■ **What you have to do**: All the records that follow need to be reproduced exactly. Omit the images.

■ **Given records**:
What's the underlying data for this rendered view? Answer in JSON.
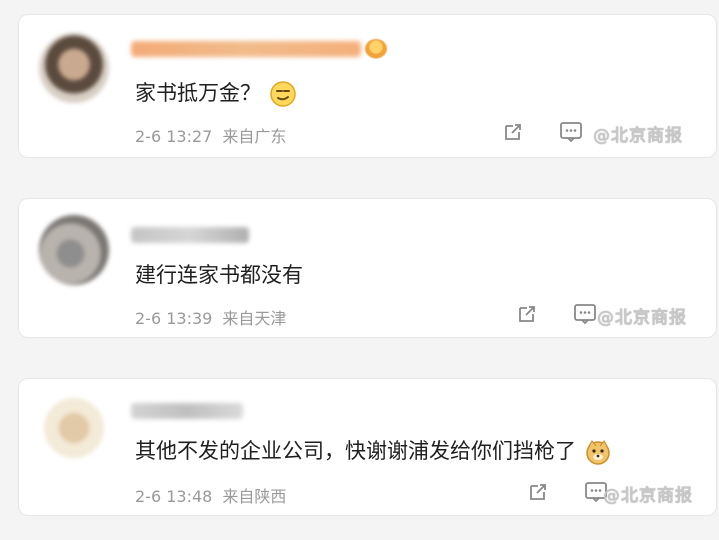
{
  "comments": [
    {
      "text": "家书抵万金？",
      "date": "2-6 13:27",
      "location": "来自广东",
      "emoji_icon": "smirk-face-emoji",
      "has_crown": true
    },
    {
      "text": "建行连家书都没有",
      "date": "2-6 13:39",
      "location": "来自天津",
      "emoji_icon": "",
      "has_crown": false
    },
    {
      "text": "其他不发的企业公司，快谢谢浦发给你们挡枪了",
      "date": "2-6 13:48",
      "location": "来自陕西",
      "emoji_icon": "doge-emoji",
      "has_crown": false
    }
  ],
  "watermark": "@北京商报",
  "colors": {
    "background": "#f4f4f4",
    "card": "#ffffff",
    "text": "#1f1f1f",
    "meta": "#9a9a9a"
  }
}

■ **Solution below**:
What's the underlying data for this rendered view? Answer in JSON.
{
  "comments": [
    {
      "text": "家书抵万金？",
      "date": "2-6 13:27",
      "location": "来自广东",
      "emoji_icon": "smirk-face-emoji",
      "has_crown": true
    },
    {
      "text": "建行连家书都没有",
      "date": "2-6 13:39",
      "location": "来自天津",
      "emoji_icon": "",
      "has_crown": false
    },
    {
      "text": "其他不发的企业公司，快谢谢浦发给你们挡枪了",
      "date": "2-6 13:48",
      "location": "来自陕西",
      "emoji_icon": "doge-emoji",
      "has_crown": false
    }
  ],
  "watermark": "@北京商报",
  "colors": {
    "background": "#f4f4f4",
    "card": "#ffffff",
    "text": "#1f1f1f",
    "meta": "#9a9a9a"
  }
}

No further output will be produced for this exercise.